— start Material for this task —

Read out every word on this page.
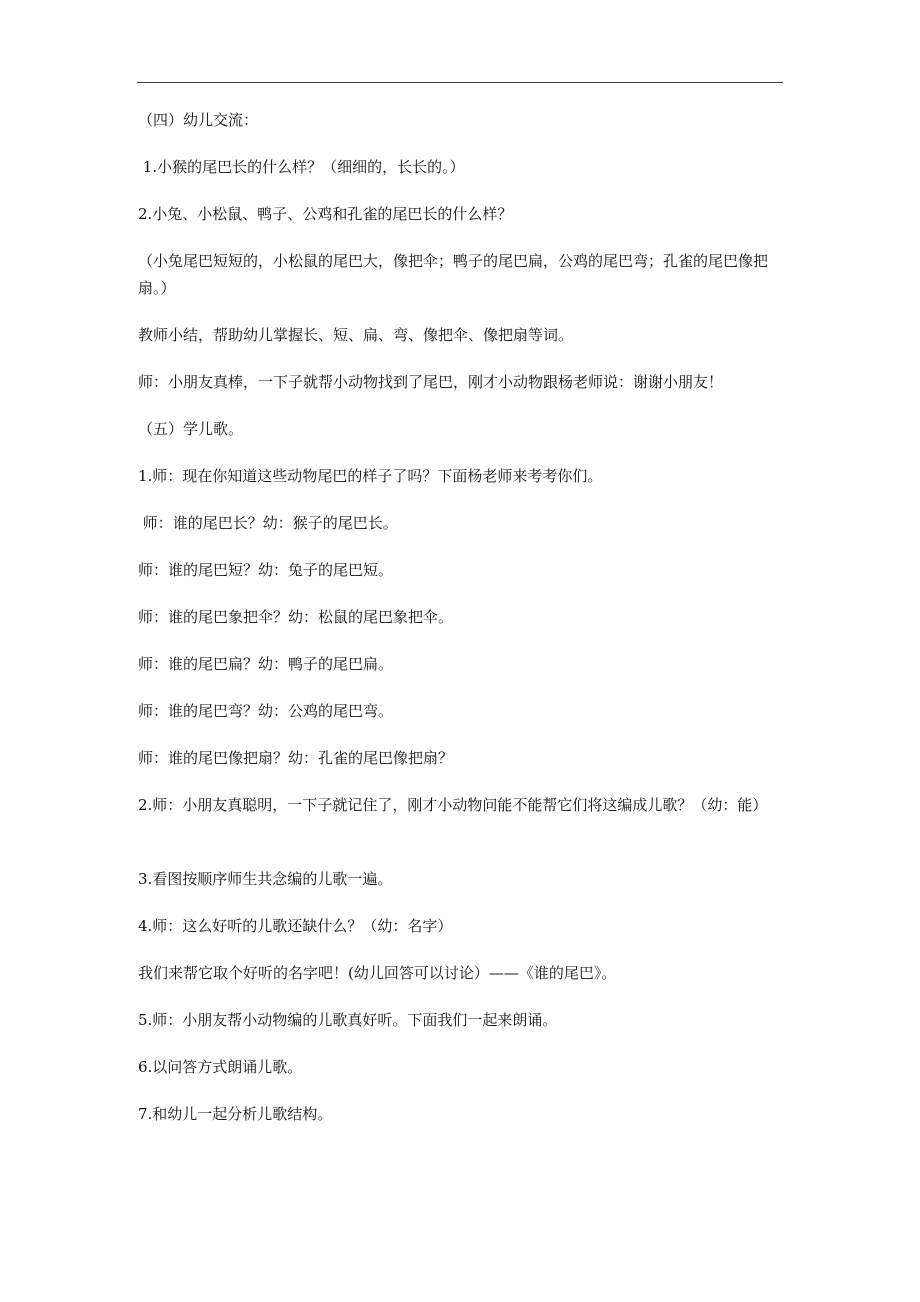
（四）幼儿交流：

1.小猴的尾巴长的什么样？（细细的，长长的。）

2.小兔、小松鼠、鸭子、公鸡和孔雀的尾巴长的什么样？

（小兔尾巴短短的，小松鼠的尾巴大，像把伞；鸭子的尾巴扁，公鸡的尾巴弯；孔雀的尾巴像把扇。）

教师小结，帮助幼儿掌握长、短、扁、弯、像把伞、像把扇等词。

师：小朋友真棒，一下子就帮小动物找到了尾巴，刚才小动物跟杨老师说：谢谢小朋友！

（五）学儿歌。

1.师：现在你知道这些动物尾巴的样子了吗？下面杨老师来考考你们。

师：谁的尾巴长？幼：猴子的尾巴长。

师：谁的尾巴短？幼：兔子的尾巴短。

师：谁的尾巴象把伞？幼：松鼠的尾巴象把伞。

师：谁的尾巴扁？幼：鸭子的尾巴扁。

师：谁的尾巴弯？幼：公鸡的尾巴弯。

师：谁的尾巴像把扇？幼：孔雀的尾巴像把扇？

2.师：小朋友真聪明，一下子就记住了，刚才小动物问能不能帮它们将这编成儿歌？（幼：能）

3.看图按顺序师生共念编的儿歌一遍。

4.师：这么好听的儿歌还缺什么？（幼：名字）

我们来帮它取个好听的名字吧！(幼儿回答可以讨论）——《谁的尾巴》。

5.师：小朋友帮小动物编的儿歌真好听。下面我们一起来朗诵。

6.以问答方式朗诵儿歌。

7.和幼儿一起分析儿歌结构。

— end Material for this task —

Directive> Show the lines of the records that contain the word "孔雀的尾巴像把扇".

Response for this exercise>
（小兔尾巴短短的，小松鼠的尾巴大，像把伞；鸭子的尾巴扁，公鸡的尾巴弯；孔雀的尾巴像把扇。）
师：谁的尾巴像把扇？幼：孔雀的尾巴像把扇？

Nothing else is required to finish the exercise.